» **RECORDS TO USE**:

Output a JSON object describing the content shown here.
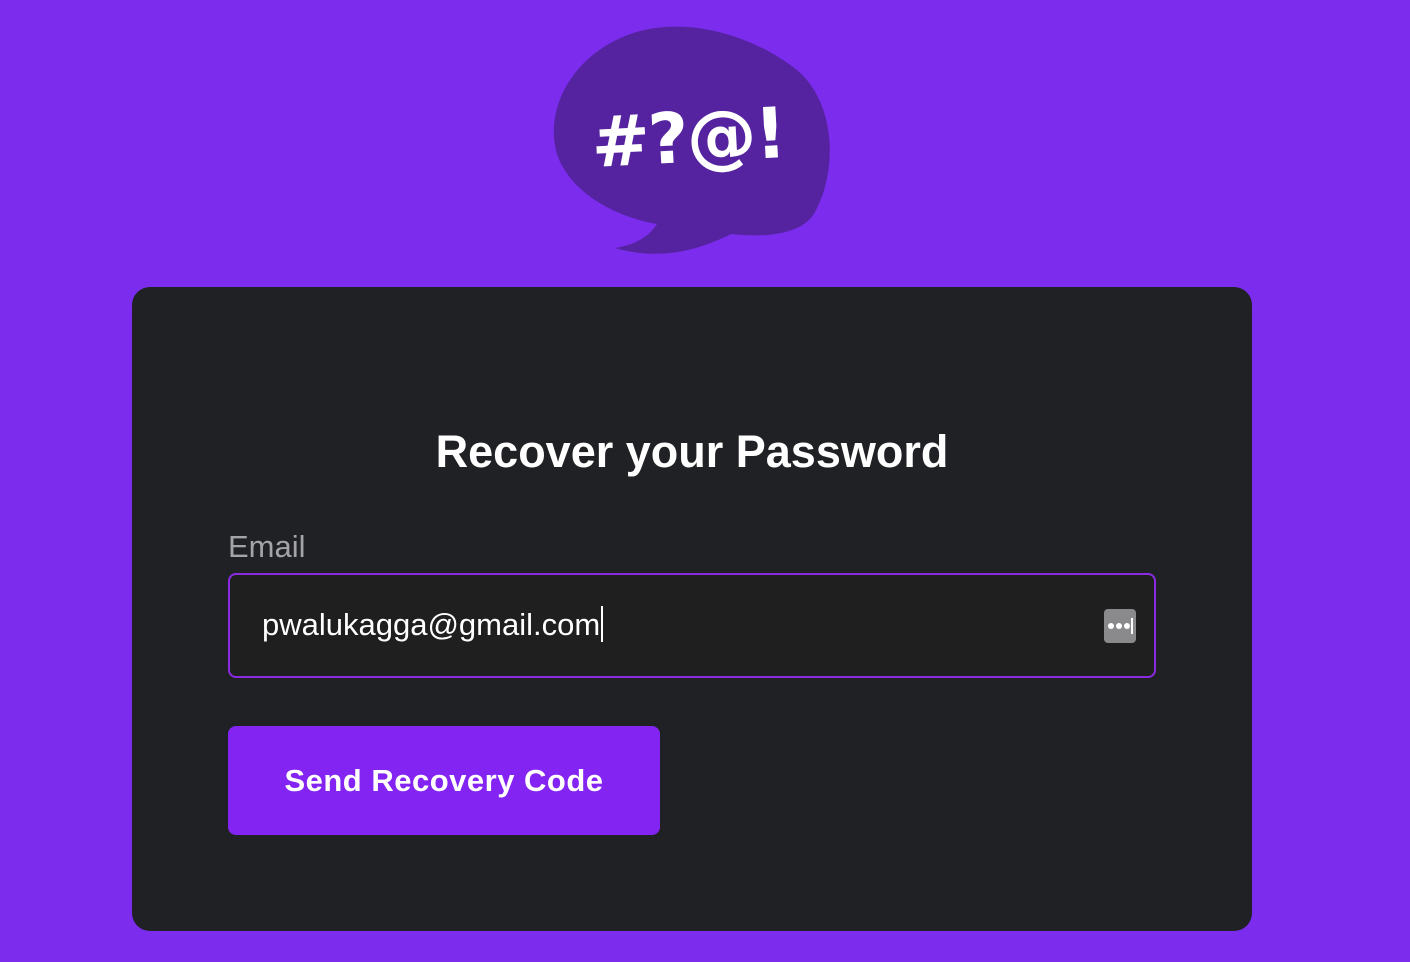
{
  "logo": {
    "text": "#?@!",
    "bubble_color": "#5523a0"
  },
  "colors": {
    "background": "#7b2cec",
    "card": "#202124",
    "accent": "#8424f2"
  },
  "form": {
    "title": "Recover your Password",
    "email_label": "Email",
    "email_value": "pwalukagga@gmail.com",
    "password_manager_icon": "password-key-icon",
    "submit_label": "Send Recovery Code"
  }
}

---

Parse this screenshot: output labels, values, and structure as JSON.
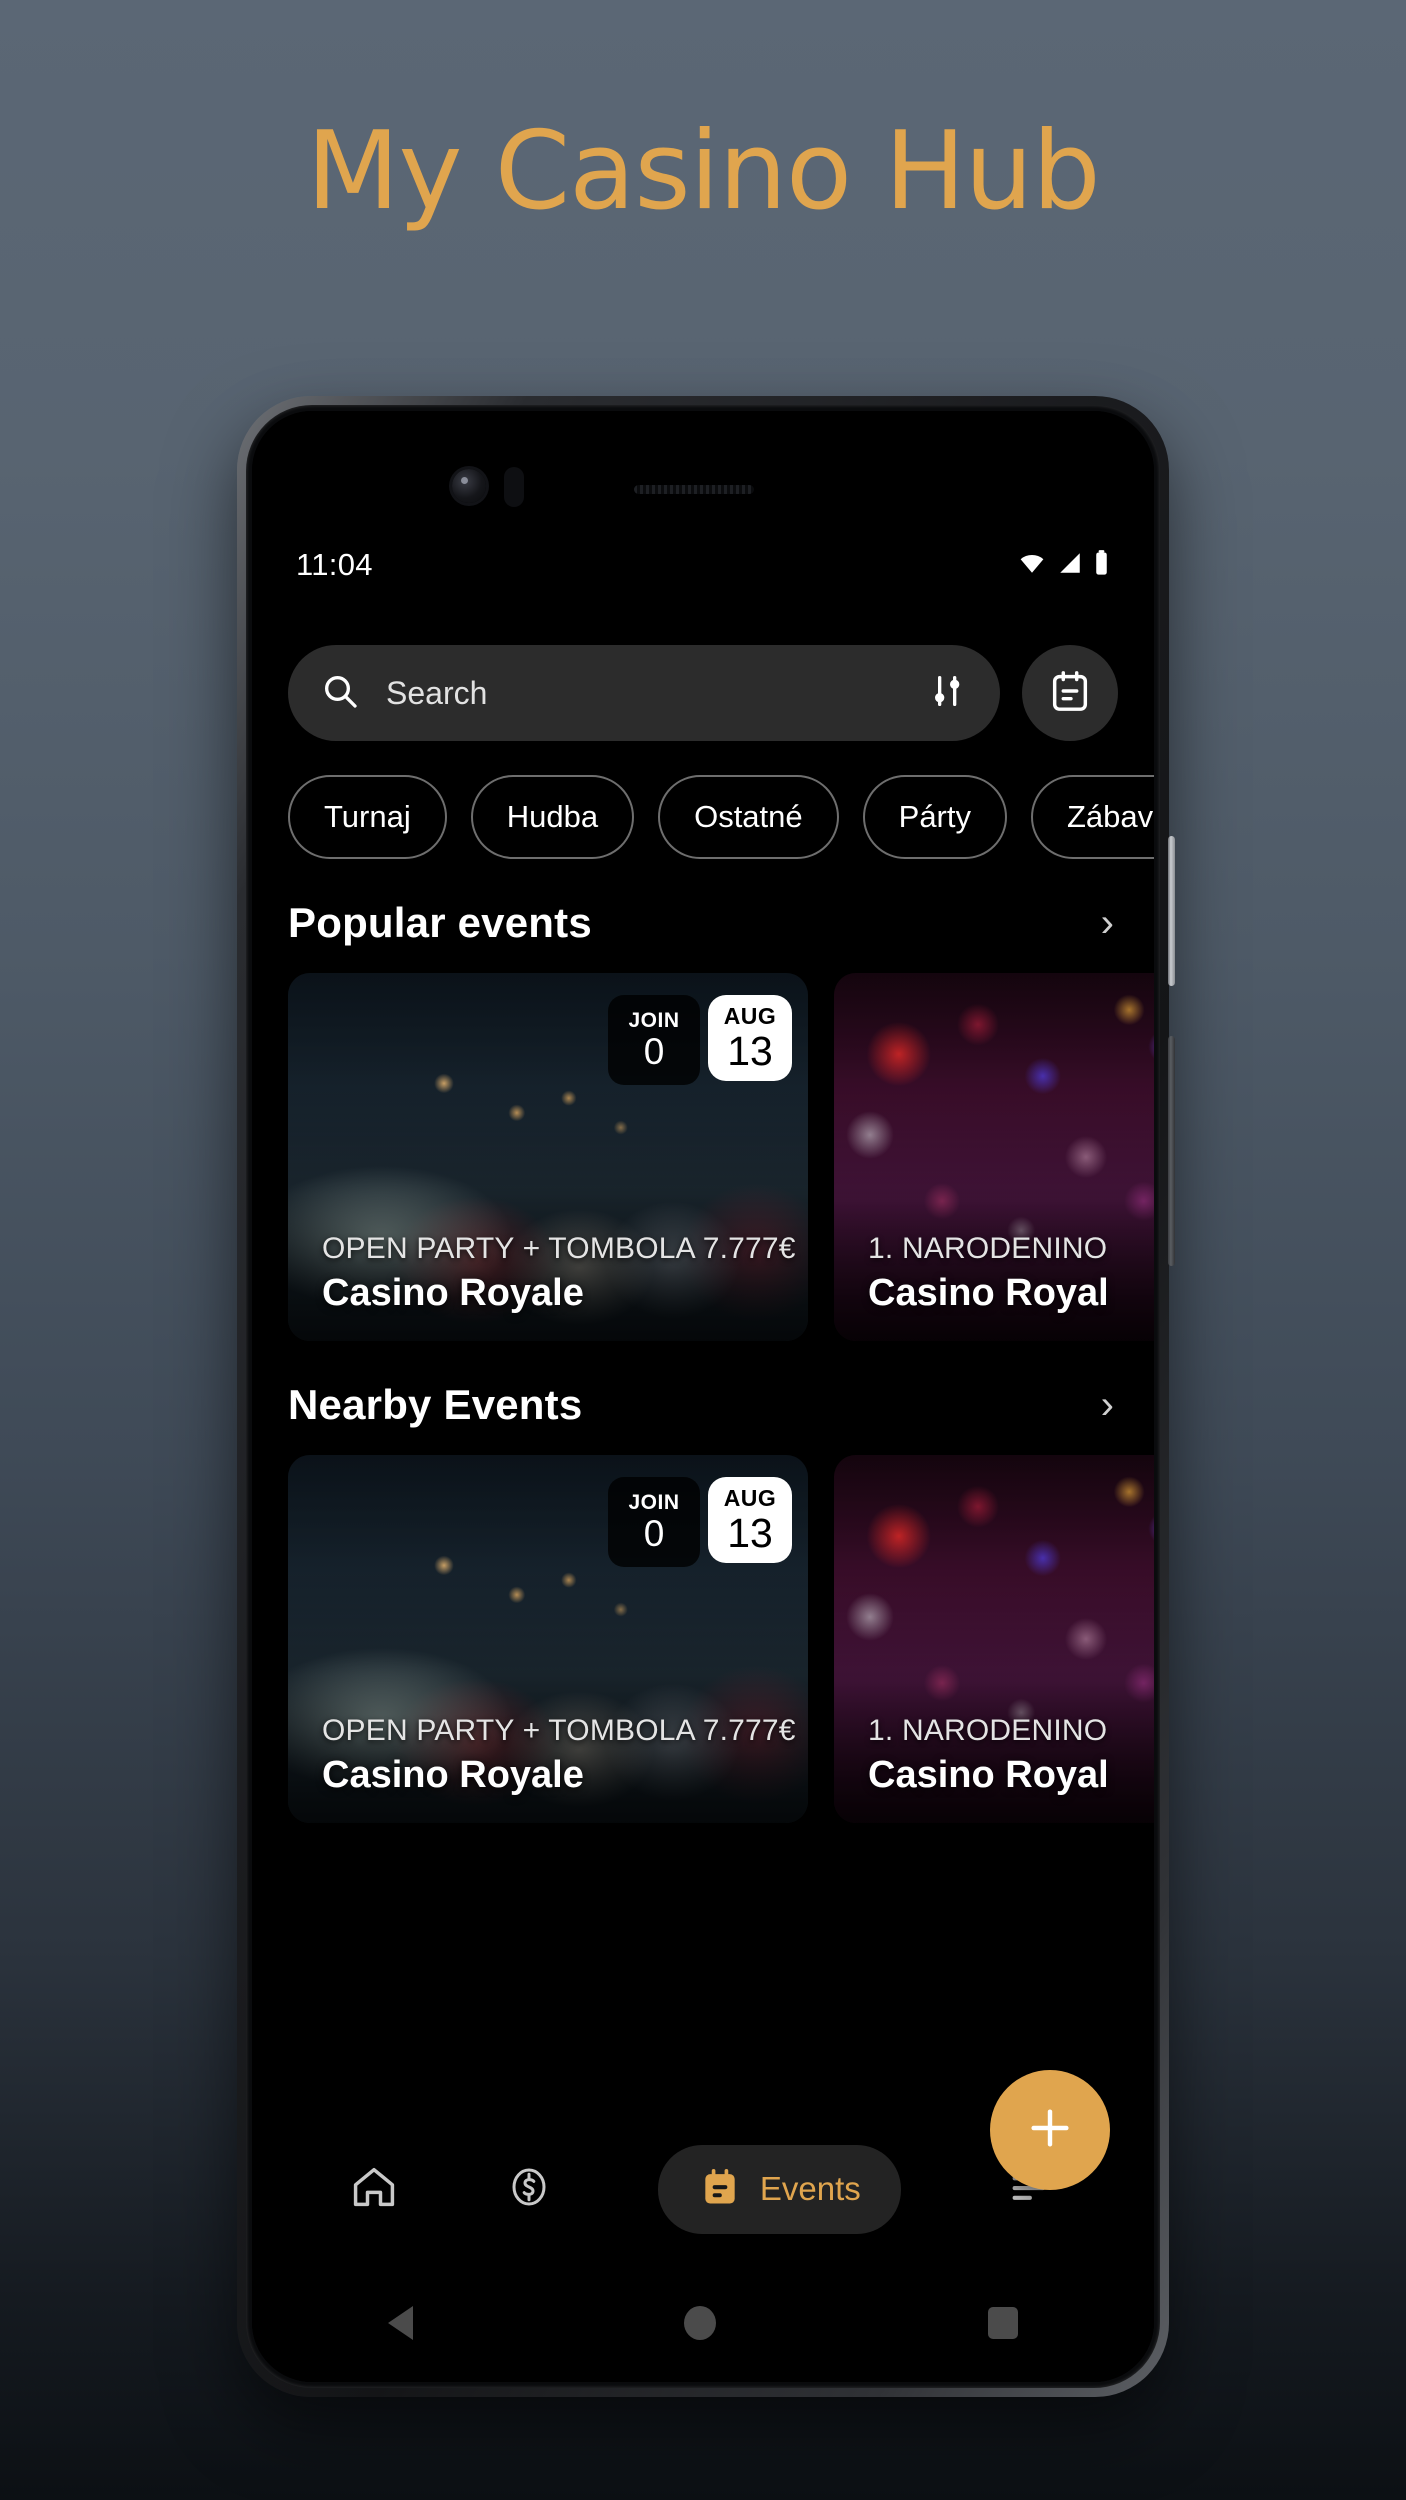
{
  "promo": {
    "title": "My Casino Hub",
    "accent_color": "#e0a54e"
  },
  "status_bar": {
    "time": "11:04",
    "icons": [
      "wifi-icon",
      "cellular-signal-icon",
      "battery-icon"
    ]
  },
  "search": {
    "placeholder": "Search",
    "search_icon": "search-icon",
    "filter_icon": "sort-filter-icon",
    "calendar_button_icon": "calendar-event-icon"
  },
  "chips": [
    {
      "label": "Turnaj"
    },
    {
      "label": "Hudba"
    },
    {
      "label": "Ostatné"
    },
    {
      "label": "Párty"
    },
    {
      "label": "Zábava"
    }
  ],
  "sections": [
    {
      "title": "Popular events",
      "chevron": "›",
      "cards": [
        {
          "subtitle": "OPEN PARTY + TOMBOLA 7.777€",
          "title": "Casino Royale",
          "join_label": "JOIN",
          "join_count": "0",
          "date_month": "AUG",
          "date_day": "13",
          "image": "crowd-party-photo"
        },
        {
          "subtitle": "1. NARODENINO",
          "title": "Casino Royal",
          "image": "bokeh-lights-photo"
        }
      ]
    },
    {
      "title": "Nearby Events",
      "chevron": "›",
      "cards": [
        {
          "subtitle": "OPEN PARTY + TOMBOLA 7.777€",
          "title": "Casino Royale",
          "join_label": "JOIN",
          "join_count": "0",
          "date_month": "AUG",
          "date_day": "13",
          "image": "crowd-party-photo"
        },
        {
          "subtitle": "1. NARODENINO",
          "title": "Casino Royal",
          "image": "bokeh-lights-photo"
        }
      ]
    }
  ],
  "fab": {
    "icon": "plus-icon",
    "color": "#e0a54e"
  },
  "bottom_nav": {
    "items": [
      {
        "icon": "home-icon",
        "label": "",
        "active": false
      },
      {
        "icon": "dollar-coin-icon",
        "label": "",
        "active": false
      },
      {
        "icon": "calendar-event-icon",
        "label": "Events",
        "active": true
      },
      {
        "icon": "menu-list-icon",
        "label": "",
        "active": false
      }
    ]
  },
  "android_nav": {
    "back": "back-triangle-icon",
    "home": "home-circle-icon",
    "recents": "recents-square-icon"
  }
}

---

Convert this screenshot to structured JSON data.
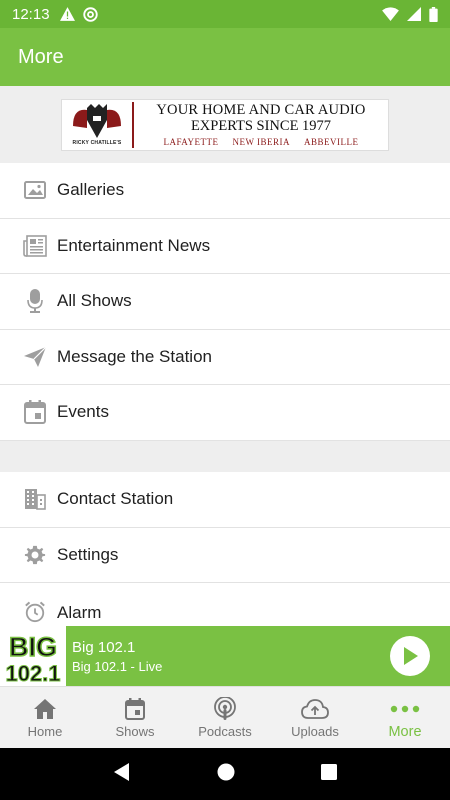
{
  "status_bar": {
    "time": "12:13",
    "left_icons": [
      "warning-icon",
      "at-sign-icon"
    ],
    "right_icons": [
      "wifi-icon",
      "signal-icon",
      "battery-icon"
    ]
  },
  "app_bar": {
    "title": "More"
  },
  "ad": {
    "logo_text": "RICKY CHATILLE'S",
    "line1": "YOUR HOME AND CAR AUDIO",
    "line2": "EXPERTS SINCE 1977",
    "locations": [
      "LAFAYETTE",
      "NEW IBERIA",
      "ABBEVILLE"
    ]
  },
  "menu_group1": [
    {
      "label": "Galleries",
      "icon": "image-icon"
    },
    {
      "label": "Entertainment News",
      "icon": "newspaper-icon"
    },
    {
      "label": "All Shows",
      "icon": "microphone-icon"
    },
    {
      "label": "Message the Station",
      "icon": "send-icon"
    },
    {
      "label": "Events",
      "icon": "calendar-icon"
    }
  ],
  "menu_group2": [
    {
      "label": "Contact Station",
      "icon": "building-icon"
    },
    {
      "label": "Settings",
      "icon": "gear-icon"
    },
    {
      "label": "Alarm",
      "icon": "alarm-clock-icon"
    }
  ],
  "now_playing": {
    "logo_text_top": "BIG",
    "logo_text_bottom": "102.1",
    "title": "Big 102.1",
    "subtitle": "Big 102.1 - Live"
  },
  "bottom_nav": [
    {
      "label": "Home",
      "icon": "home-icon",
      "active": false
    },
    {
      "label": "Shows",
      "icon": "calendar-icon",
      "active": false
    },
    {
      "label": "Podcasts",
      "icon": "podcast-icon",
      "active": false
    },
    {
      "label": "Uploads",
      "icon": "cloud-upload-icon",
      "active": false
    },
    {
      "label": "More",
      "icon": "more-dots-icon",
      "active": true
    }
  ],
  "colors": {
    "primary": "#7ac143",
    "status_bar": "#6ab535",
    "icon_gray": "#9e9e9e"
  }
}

» **TASK BRIEF**: Write down every line of the data above that includes the string "calendar".

» **EXERCISE SOLUTION**:
    "calendar_button_icon": "calendar-event-icon"
        "icon": "calendar-event-icon",
      "icon": "calendar-icon"
      "icon": "calendar-icon",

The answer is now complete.